• [Entries with figure data]:

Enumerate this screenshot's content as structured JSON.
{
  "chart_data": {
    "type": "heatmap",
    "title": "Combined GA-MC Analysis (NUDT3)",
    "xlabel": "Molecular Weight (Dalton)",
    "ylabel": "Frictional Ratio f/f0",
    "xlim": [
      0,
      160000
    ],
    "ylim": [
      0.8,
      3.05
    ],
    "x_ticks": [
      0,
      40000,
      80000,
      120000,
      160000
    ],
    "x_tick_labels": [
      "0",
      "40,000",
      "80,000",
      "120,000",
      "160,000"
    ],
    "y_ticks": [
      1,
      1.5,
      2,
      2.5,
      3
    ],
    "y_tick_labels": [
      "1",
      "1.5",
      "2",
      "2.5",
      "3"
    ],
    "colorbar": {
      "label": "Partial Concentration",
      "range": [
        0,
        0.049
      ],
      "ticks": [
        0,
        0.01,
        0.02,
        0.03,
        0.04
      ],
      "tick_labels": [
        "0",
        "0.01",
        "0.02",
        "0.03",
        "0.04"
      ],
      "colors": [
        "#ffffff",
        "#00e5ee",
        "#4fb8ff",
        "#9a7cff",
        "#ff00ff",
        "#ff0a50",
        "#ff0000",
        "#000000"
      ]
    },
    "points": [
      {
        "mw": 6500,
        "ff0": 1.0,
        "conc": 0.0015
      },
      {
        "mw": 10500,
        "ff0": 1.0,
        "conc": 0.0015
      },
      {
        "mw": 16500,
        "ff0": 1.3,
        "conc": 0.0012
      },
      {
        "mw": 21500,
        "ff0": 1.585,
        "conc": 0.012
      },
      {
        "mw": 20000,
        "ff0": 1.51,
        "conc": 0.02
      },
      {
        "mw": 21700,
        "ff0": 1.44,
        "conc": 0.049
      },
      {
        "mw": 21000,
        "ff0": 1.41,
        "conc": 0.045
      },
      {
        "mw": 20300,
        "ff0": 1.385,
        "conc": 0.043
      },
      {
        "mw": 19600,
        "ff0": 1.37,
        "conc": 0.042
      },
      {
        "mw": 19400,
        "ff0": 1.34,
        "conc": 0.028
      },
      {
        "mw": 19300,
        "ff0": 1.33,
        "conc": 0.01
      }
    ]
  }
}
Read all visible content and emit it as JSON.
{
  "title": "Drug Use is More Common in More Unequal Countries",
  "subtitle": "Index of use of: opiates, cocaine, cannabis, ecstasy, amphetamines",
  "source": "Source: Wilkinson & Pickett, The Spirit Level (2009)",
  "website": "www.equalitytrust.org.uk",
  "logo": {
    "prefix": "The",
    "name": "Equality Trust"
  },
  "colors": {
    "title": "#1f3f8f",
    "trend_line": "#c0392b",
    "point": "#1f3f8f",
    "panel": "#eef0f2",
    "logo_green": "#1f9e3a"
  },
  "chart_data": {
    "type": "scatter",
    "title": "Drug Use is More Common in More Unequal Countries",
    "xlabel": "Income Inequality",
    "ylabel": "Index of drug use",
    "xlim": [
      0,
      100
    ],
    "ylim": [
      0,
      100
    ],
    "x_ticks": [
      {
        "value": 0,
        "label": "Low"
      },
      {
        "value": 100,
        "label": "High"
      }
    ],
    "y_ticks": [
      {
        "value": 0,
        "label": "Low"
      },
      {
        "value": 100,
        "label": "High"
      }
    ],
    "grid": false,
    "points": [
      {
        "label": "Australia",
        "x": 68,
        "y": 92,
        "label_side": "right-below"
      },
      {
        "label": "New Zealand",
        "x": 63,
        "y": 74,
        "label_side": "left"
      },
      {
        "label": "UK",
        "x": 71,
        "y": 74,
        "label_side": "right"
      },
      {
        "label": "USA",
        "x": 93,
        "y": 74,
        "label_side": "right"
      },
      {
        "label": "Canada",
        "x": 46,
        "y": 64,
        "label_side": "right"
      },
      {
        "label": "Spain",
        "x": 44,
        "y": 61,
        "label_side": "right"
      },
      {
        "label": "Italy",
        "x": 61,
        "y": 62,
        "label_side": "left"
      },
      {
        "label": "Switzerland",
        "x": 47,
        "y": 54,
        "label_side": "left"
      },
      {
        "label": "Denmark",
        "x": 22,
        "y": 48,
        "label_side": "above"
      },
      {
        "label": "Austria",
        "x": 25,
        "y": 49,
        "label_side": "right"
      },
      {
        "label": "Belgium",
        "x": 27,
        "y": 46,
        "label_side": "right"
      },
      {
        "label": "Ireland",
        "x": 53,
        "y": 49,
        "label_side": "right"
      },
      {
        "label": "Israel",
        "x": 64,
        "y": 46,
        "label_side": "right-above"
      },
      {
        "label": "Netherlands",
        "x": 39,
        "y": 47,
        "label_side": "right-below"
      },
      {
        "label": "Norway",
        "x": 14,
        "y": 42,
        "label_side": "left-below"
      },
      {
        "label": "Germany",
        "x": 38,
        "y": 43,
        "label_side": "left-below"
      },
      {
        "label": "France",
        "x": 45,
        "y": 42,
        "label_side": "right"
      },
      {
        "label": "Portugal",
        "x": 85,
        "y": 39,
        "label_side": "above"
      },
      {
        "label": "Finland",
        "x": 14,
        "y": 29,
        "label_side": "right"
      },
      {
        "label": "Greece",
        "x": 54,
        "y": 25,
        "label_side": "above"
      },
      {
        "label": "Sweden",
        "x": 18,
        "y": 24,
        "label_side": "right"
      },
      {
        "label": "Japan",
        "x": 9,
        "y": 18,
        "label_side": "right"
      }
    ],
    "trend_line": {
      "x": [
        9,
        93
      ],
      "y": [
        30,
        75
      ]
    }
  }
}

• [GOAL]: Wherever "content" shows up in a line, copy that line.

• [REPLY]:
Enumerate this screenshot's content as structured JSON.
Read all visible content and emit it as JSON.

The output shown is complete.